## Excerpt from a dataset

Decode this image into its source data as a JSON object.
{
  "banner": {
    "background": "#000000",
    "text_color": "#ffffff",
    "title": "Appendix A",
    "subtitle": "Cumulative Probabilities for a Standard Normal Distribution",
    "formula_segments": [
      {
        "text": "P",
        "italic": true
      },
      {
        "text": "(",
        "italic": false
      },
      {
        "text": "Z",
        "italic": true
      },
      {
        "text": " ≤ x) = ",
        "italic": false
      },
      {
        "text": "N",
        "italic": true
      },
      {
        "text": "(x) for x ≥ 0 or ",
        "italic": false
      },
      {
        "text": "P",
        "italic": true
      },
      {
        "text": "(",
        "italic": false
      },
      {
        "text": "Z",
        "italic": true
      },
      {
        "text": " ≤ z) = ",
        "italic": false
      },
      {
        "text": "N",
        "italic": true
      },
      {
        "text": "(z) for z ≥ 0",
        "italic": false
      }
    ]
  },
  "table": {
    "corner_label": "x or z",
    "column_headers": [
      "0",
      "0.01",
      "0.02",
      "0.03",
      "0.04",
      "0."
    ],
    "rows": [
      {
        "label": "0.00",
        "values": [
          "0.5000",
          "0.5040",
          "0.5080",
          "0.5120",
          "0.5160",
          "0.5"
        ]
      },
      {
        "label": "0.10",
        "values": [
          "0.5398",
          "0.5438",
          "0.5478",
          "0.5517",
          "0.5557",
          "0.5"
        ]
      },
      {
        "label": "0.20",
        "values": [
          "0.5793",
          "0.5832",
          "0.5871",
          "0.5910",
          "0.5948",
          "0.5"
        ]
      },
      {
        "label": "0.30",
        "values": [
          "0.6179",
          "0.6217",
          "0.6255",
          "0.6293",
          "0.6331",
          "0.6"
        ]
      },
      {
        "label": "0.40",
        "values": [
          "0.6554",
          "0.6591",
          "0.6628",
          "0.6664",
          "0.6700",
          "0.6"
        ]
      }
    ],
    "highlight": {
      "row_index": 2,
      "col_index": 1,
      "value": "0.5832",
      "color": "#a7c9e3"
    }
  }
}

## TASK DIRECTIONS
Nothing should be changed: write out all of the data as is.

## EXPECTED ANSWER
Decode this image into its source data as a JSON object.
{
  "banner": {
    "background": "#000000",
    "text_color": "#ffffff",
    "title": "Appendix A",
    "subtitle": "Cumulative Probabilities for a Standard Normal Distribution",
    "formula_segments": [
      {
        "text": "P",
        "italic": true
      },
      {
        "text": "(",
        "italic": false
      },
      {
        "text": "Z",
        "italic": true
      },
      {
        "text": " ≤ x) = ",
        "italic": false
      },
      {
        "text": "N",
        "italic": true
      },
      {
        "text": "(x) for x ≥ 0 or ",
        "italic": false
      },
      {
        "text": "P",
        "italic": true
      },
      {
        "text": "(",
        "italic": false
      },
      {
        "text": "Z",
        "italic": true
      },
      {
        "text": " ≤ z) = ",
        "italic": false
      },
      {
        "text": "N",
        "italic": true
      },
      {
        "text": "(z) for z ≥ 0",
        "italic": false
      }
    ]
  },
  "table": {
    "corner_label": "x or z",
    "column_headers": [
      "0",
      "0.01",
      "0.02",
      "0.03",
      "0.04",
      "0."
    ],
    "rows": [
      {
        "label": "0.00",
        "values": [
          "0.5000",
          "0.5040",
          "0.5080",
          "0.5120",
          "0.5160",
          "0.5"
        ]
      },
      {
        "label": "0.10",
        "values": [
          "0.5398",
          "0.5438",
          "0.5478",
          "0.5517",
          "0.5557",
          "0.5"
        ]
      },
      {
        "label": "0.20",
        "values": [
          "0.5793",
          "0.5832",
          "0.5871",
          "0.5910",
          "0.5948",
          "0.5"
        ]
      },
      {
        "label": "0.30",
        "values": [
          "0.6179",
          "0.6217",
          "0.6255",
          "0.6293",
          "0.6331",
          "0.6"
        ]
      },
      {
        "label": "0.40",
        "values": [
          "0.6554",
          "0.6591",
          "0.6628",
          "0.6664",
          "0.6700",
          "0.6"
        ]
      }
    ],
    "highlight": {
      "row_index": 2,
      "col_index": 1,
      "value": "0.5832",
      "color": "#a7c9e3"
    }
  }
}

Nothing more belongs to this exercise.